• What is needed: Repeat the entries below exactly as they appear, with no pictures.

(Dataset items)
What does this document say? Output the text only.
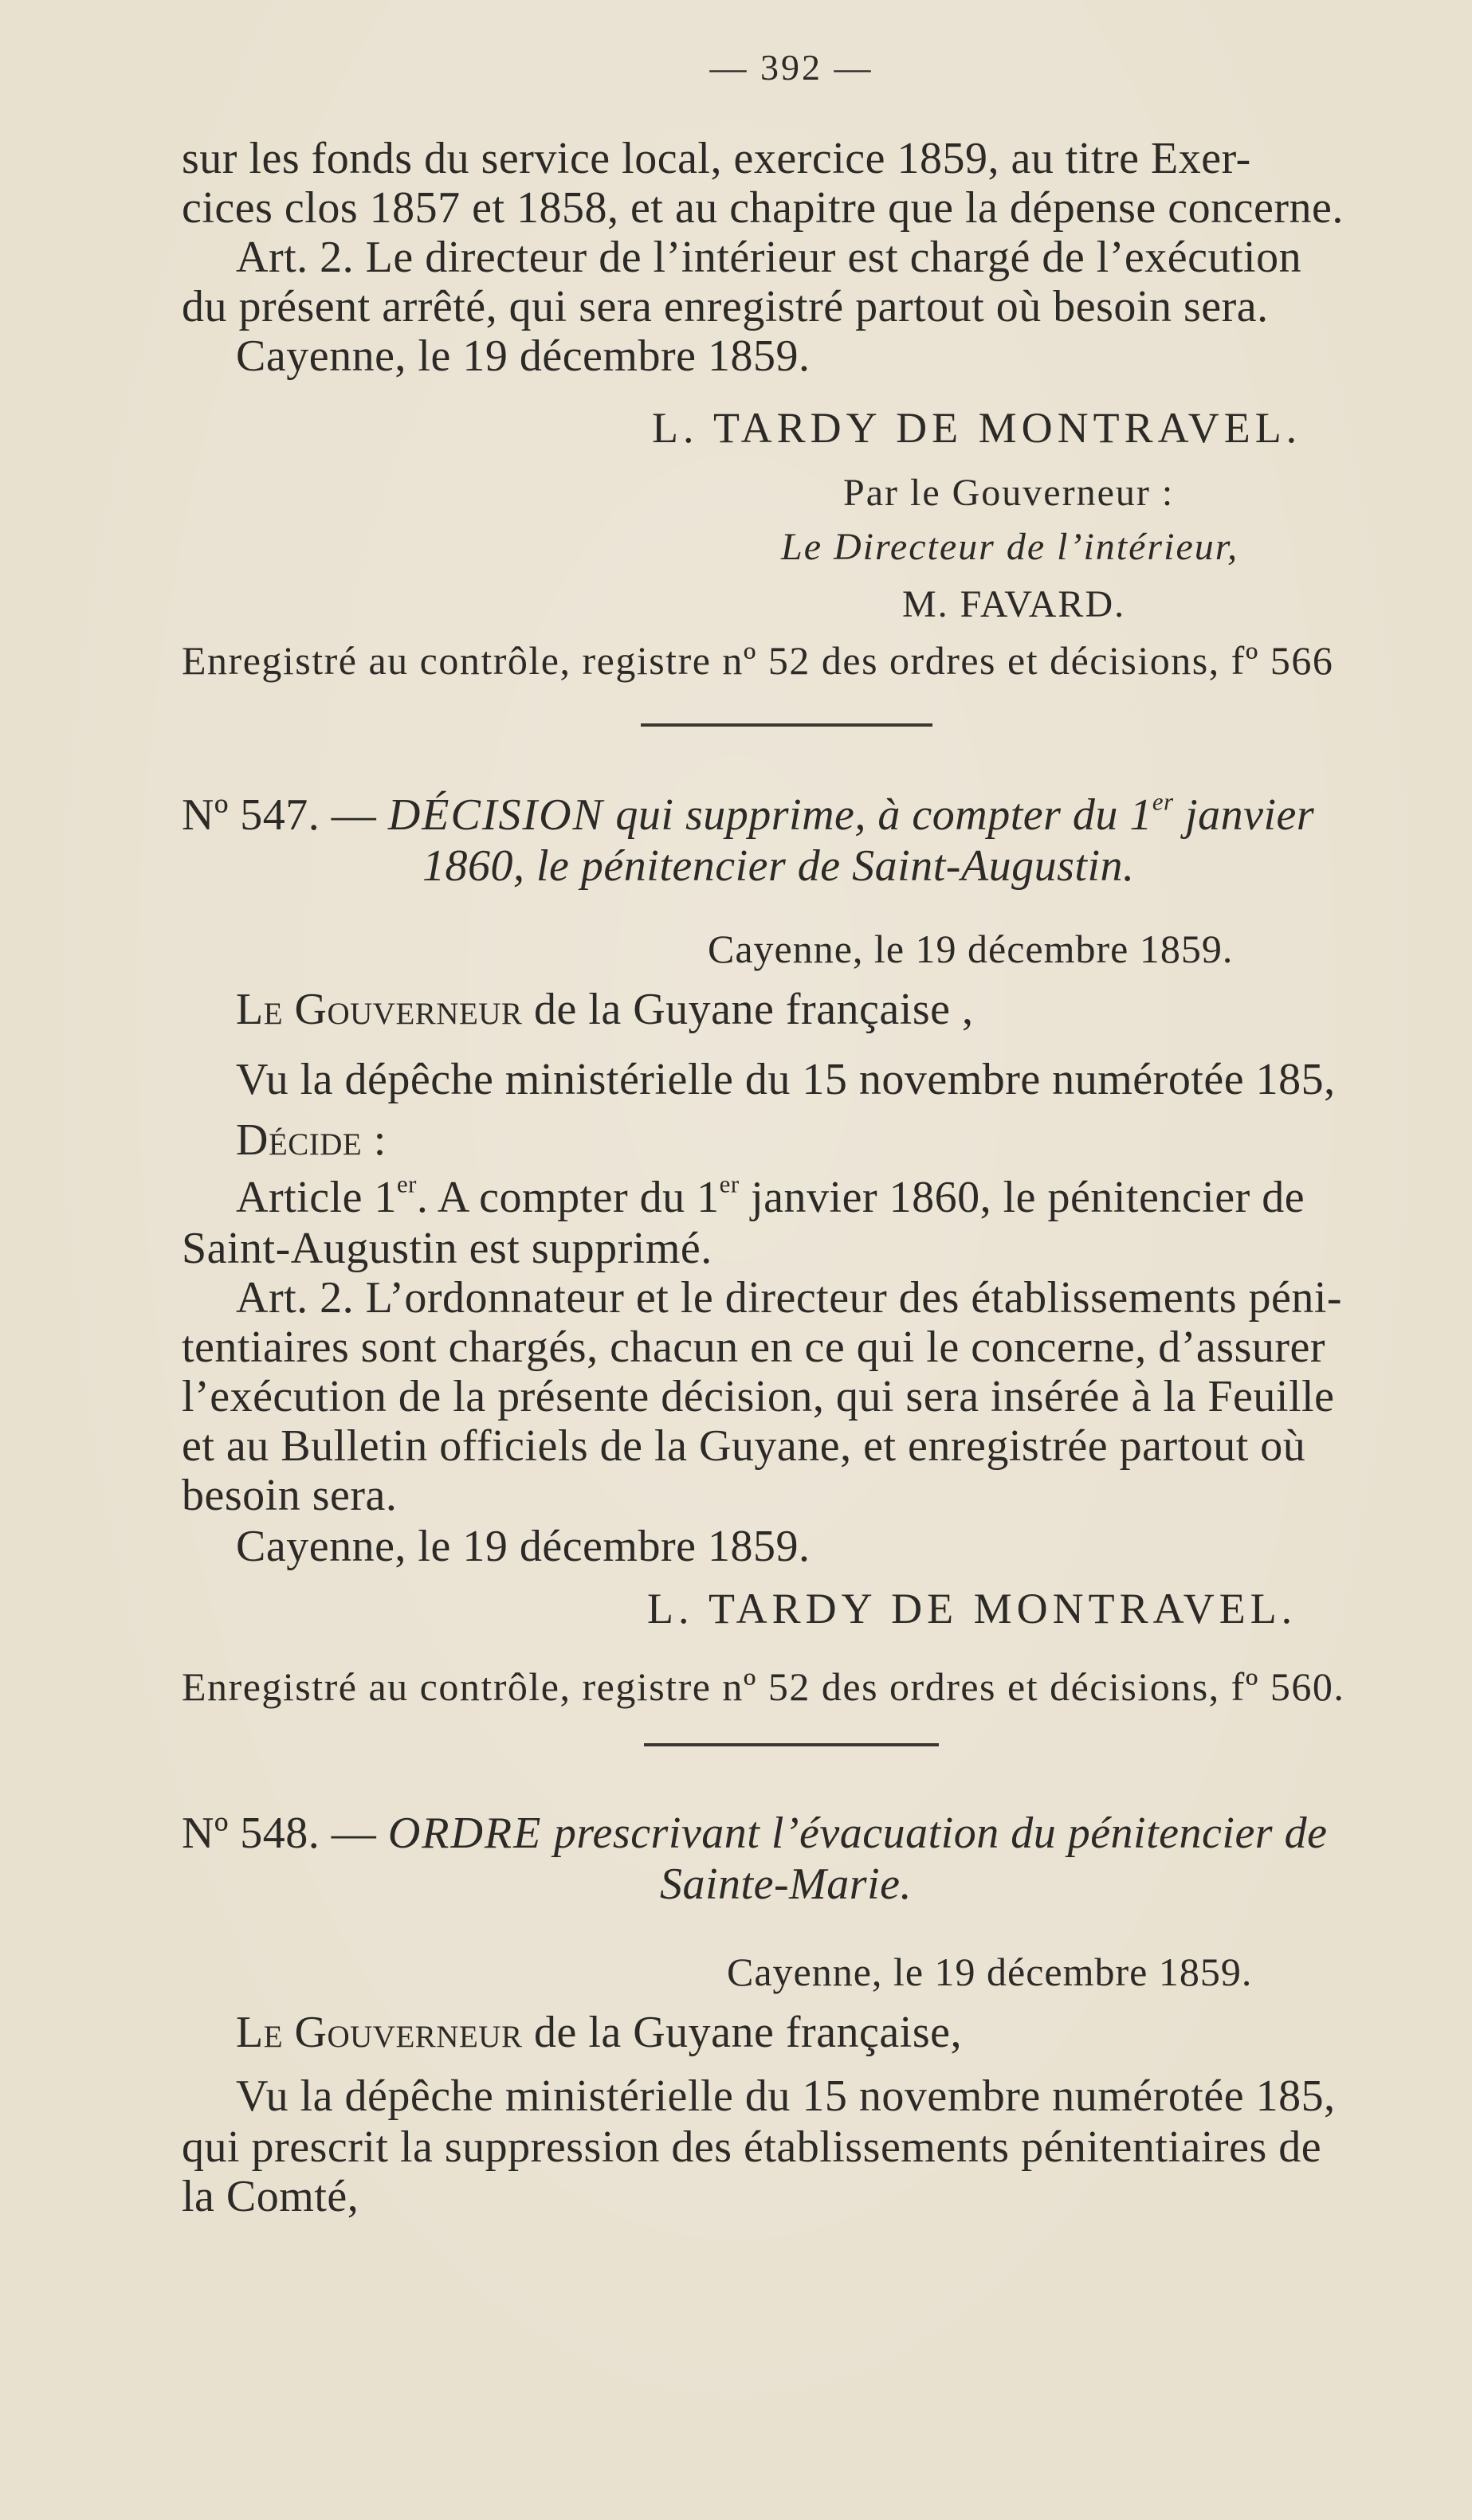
— 392 —
sur les fonds du service local, exercice 1859, au titre Exer-
cices clos 1857 et 1858, et au chapitre que la dépense concerne.
Art. 2. Le directeur de l’intérieur est chargé de l’exécution
du présent arrêté, qui sera enregistré partout où besoin sera.
Cayenne, le 19 décembre 1859.
L. TARDY DE MONTRAVEL.
Par le Gouverneur :
Le Directeur de l’intérieur,
M. FAVARD.
Enregistré au contrôle, registre nº 52 des ordres et décisions, fº 566
Nº 547. — DÉCISION qui supprime, à compter du 1er janvier
1860, le pénitencier de Saint-Augustin.
Cayenne, le 19 décembre 1859.
Le Gouverneur de la Guyane française ,
Vu la dépêche ministérielle du 15 novembre numérotée 185,
Décide :
Article 1er. A compter du 1er janvier 1860, le pénitencier de
Saint-Augustin est supprimé.
Art. 2. L’ordonnateur et le directeur des établissements péni-
tentiaires sont chargés, chacun en ce qui le concerne, d’assurer
l’exécution de la présente décision, qui sera insérée à la Feuille
et au Bulletin officiels de la Guyane, et enregistrée partout où
besoin sera.
Cayenne, le 19 décembre 1859.
L. TARDY DE MONTRAVEL.
Enregistré au contrôle, registre nº 52 des ordres et décisions, fº 560.
Nº 548. — ORDRE prescrivant l’évacuation du pénitencier de
Sainte-Marie.
Cayenne, le 19 décembre 1859.
Le Gouverneur de la Guyane française,
Vu la dépêche ministérielle du 15 novembre numérotée 185,
qui prescrit la suppression des établissements pénitentiaires de
la Comté,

• Output:
What does this document say? Output the text only.
— 392 —
sur les fonds du service local, exercice 1859, au titre Exer-
cices clos 1857 et 1858, et au chapitre que la dépense concerne.
Art. 2. Le directeur de l’intérieur est chargé de l’exécution
du présent arrêté, qui sera enregistré partout où besoin sera.
Cayenne, le 19 décembre 1859.
L. TARDY DE MONTRAVEL.
Par le Gouverneur :
Le Directeur de l’intérieur,
M. FAVARD.
Enregistré au contrôle, registre nº 52 des ordres et décisions, fº 566
Nº 547. — DÉCISION qui supprime, à compter du 1er janvier
1860, le pénitencier de Saint-Augustin.
Cayenne, le 19 décembre 1859.
Le Gouverneur de la Guyane française ,
Vu la dépêche ministérielle du 15 novembre numérotée 185,
Décide :
Article 1er. A compter du 1er janvier 1860, le pénitencier de
Saint-Augustin est supprimé.
Art. 2. L’ordonnateur et le directeur des établissements péni-
tentiaires sont chargés, chacun en ce qui le concerne, d’assurer
l’exécution de la présente décision, qui sera insérée à la Feuille
et au Bulletin officiels de la Guyane, et enregistrée partout où
besoin sera.
Cayenne, le 19 décembre 1859.
L. TARDY DE MONTRAVEL.
Enregistré au contrôle, registre nº 52 des ordres et décisions, fº 560.
Nº 548. — ORDRE prescrivant l’évacuation du pénitencier de
Sainte-Marie.
Cayenne, le 19 décembre 1859.
Le Gouverneur de la Guyane française,
Vu la dépêche ministérielle du 15 novembre numérotée 185,
qui prescrit la suppression des établissements pénitentiaires de
la Comté,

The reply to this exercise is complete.